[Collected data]
-- Start --
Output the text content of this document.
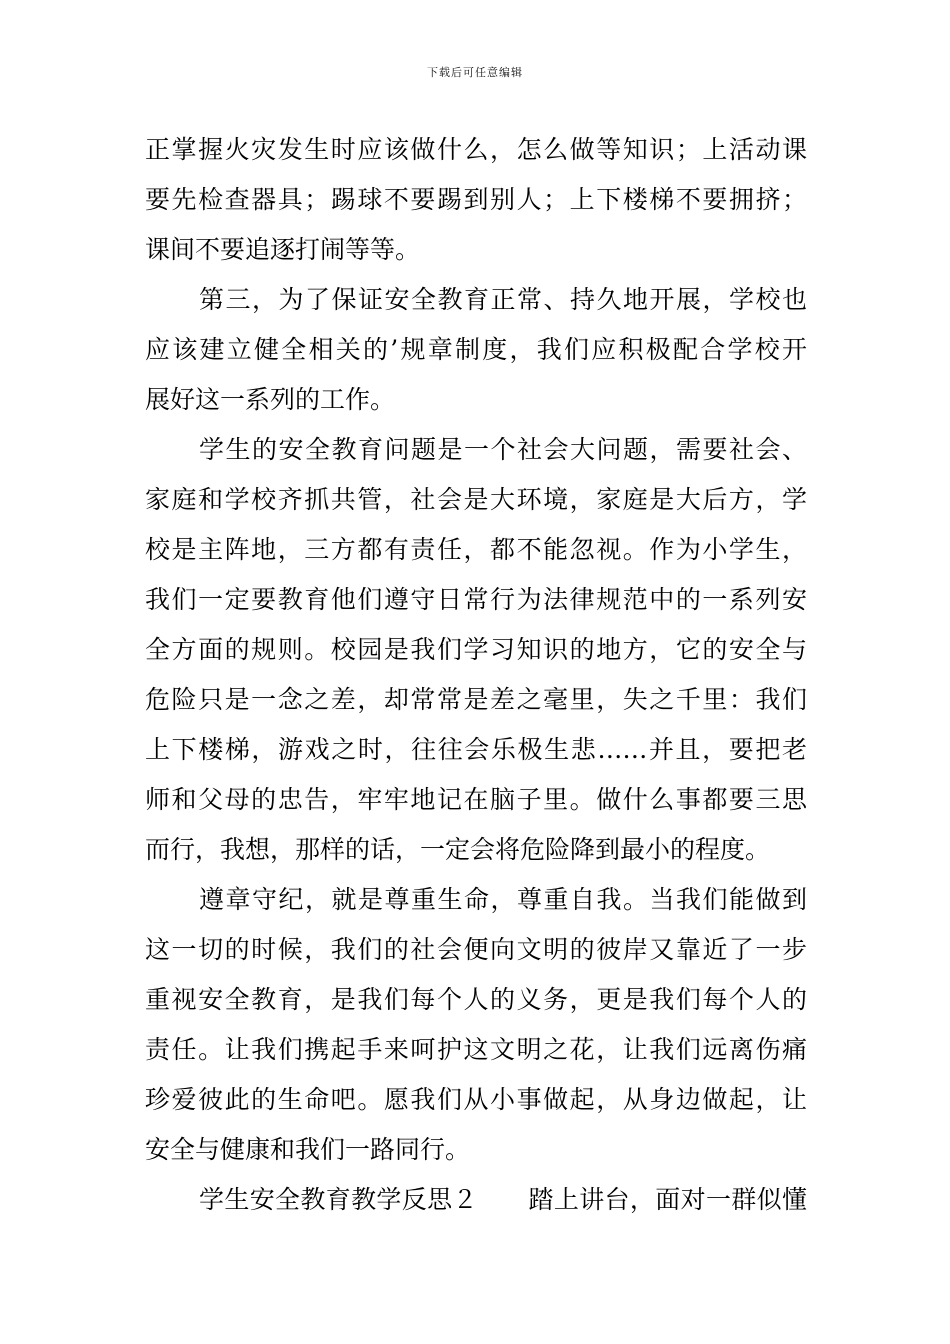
下载后可任意编辑
正掌握火灾发生时应该做什么，怎么做等知识；上活动课
要先检查器具；踢球不要踢到别人；上下楼梯不要拥挤；
课间不要追逐打闹等等。
第三，为了保证安全教育正常、持久地开展，学校也
应该建立健全相关的’规章制度，我们应积极配合学校开
展好这一系列的工作。
学生的安全教育问题是一个社会大问题，需要社会、
家庭和学校齐抓共管，社会是大环境，家庭是大后方，学
校是主阵地，三方都有责任，都不能忽视。作为小学生，
我们一定要教育他们遵守日常行为法律规范中的一系列安
全方面的规则。校园是我们学习知识的地方，它的安全与
危险只是一念之差，却常常是差之毫里，失之千里：我们
上下楼梯，游戏之时，往往会乐极生悲……并且，要把老
师和父母的忠告，牢牢地记在脑子里。做什么事都要三思
而行，我想，那样的话，一定会将危险降到最小的程度。
遵章守纪，就是尊重生命，尊重自我。当我们能做到
这一切的时候，我们的社会便向文明的彼岸又靠近了一步
重视安全教育，是我们每个人的义务，更是我们每个人的
责任。让我们携起手来呵护这文明之花，让我们远离伤痛
珍爱彼此的生命吧。愿我们从小事做起，从身边做起，让
安全与健康和我们一路同行。
学生安全教育教学反思２　　踏上讲台，面对一群似懂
-- End --
• WORK TO BE COMPLETED
Copy the listing in full and without alteration, omitting every picture.

• OUTPUT FOR THIS EXERCISE
Output the text content of this document.
下载后可任意编辑
正掌握火灾发生时应该做什么，怎么做等知识；上活动课
要先检查器具；踢球不要踢到别人；上下楼梯不要拥挤；
课间不要追逐打闹等等。
第三，为了保证安全教育正常、持久地开展，学校也
应该建立健全相关的’规章制度，我们应积极配合学校开
展好这一系列的工作。
学生的安全教育问题是一个社会大问题，需要社会、
家庭和学校齐抓共管，社会是大环境，家庭是大后方，学
校是主阵地，三方都有责任，都不能忽视。作为小学生，
我们一定要教育他们遵守日常行为法律规范中的一系列安
全方面的规则。校园是我们学习知识的地方，它的安全与
危险只是一念之差，却常常是差之毫里，失之千里：我们
上下楼梯，游戏之时，往往会乐极生悲……并且，要把老
师和父母的忠告，牢牢地记在脑子里。做什么事都要三思
而行，我想，那样的话，一定会将危险降到最小的程度。
遵章守纪，就是尊重生命，尊重自我。当我们能做到
这一切的时候，我们的社会便向文明的彼岸又靠近了一步
重视安全教育，是我们每个人的义务，更是我们每个人的
责任。让我们携起手来呵护这文明之花，让我们远离伤痛
珍爱彼此的生命吧。愿我们从小事做起，从身边做起，让
安全与健康和我们一路同行。
学生安全教育教学反思２　　踏上讲台，面对一群似懂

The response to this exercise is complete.